**EXERCISE DESCRIPTION**
Pictures stay out; please output the remaining data exactly.

**THE RECORDS**
□ □ □ □ □
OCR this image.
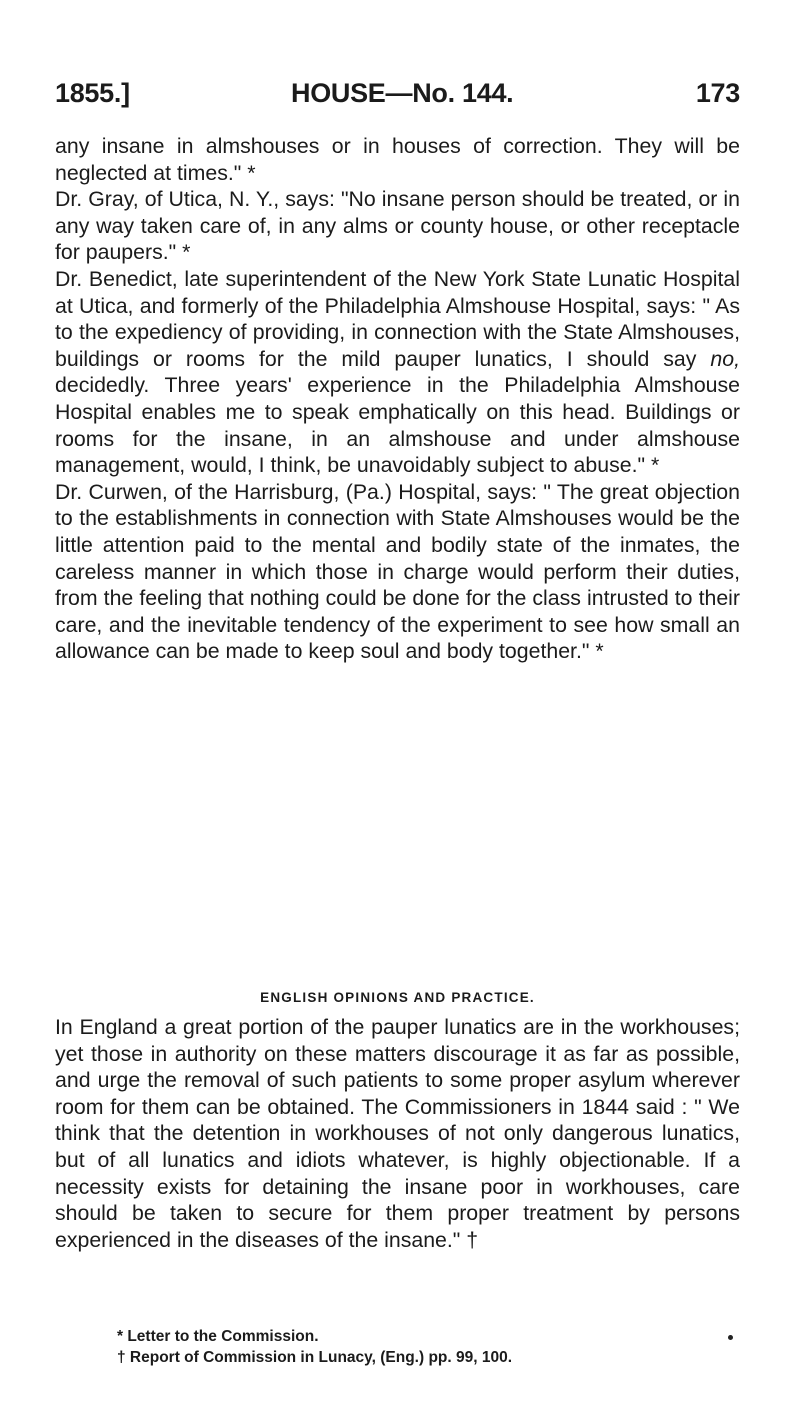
1855.]	HOUSE—No. 144.	173

any insane in almshouses or in houses of correction. They will be neglected at times." *

Dr. Gray, of Utica, N. Y., says: "No insane person should be treated, or in any way taken care of, in any alms or county house, or other receptacle for paupers." *

Dr. Benedict, late superintendent of the New York State Lunatic Hospital at Utica, and formerly of the Philadelphia Almshouse Hospital, says: " As to the expediency of providing, in connection with the State Almshouses, buildings or rooms for the mild pauper lunatics, I should say no, decidedly. Three years' experience in the Philadelphia Almshouse Hospital enables me to speak emphatically on this head. Buildings or rooms for the insane, in an almshouse and under almshouse management, would, I think, be unavoidably subject to abuse." *

Dr. Curwen, of the Harrisburg, (Pa.) Hospital, says: " The great objection to the establishments in connection with State Almshouses would be the little attention paid to the mental and bodily state of the inmates, the careless manner in which those in charge would perform their duties, from the feeling that nothing could be done for the class intrusted to their care, and the inevitable tendency of the experiment to see how small an allowance can be made to keep soul and body together." *

ENGLISH OPINIONS AND PRACTICE.

In England a great portion of the pauper lunatics are in the workhouses; yet those in authority on these matters discourage it as far as possible, and urge the removal of such patients to some proper asylum wherever room for them can be obtained. The Commissioners in 1844 said : " We think that the detention in workhouses of not only dangerous lunatics, but of all lunatics and idiots whatever, is highly objectionable. If a necessity exists for detaining the insane poor in workhouses, care should be taken to secure for them proper treatment by persons experienced in the diseases of the insane." †

* Letter to the Commission.
† Report of Commission in Lunacy, (Eng.) pp. 99, 100.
□ □ □ □ □
**ANSWER TO THE EXERCISE**
OCR this image.
1855.]	HOUSE—No. 144.	173

any insane in almshouses or in houses of correction. They will be neglected at times." *

Dr. Gray, of Utica, N. Y., says: "No insane person should be treated, or in any way taken care of, in any alms or county house, or other receptacle for paupers." *

Dr. Benedict, late superintendent of the New York State Lunatic Hospital at Utica, and formerly of the Philadelphia Almshouse Hospital, says: " As to the expediency of providing, in connection with the State Almshouses, buildings or rooms for the mild pauper lunatics, I should say no, decidedly. Three years' experience in the Philadelphia Almshouse Hospital enables me to speak emphatically on this head. Buildings or rooms for the insane, in an almshouse and under almshouse management, would, I think, be unavoidably subject to abuse." *

Dr. Curwen, of the Harrisburg, (Pa.) Hospital, says: " The great objection to the establishments in connection with State Almshouses would be the little attention paid to the mental and bodily state of the inmates, the careless manner in which those in charge would perform their duties, from the feeling that nothing could be done for the class intrusted to their care, and the inevitable tendency of the experiment to see how small an allowance can be made to keep soul and body together." *

ENGLISH OPINIONS AND PRACTICE.

In England a great portion of the pauper lunatics are in the workhouses; yet those in authority on these matters discourage it as far as possible, and urge the removal of such patients to some proper asylum wherever room for them can be obtained. The Commissioners in 1844 said : " We think that the detention in workhouses of not only dangerous lunatics, but of all lunatics and idiots whatever, is highly objectionable. If a necessity exists for detaining the insane poor in workhouses, care should be taken to secure for them proper treatment by persons experienced in the diseases of the insane." †

* Letter to the Commission.
† Report of Commission in Lunacy, (Eng.) pp. 99, 100.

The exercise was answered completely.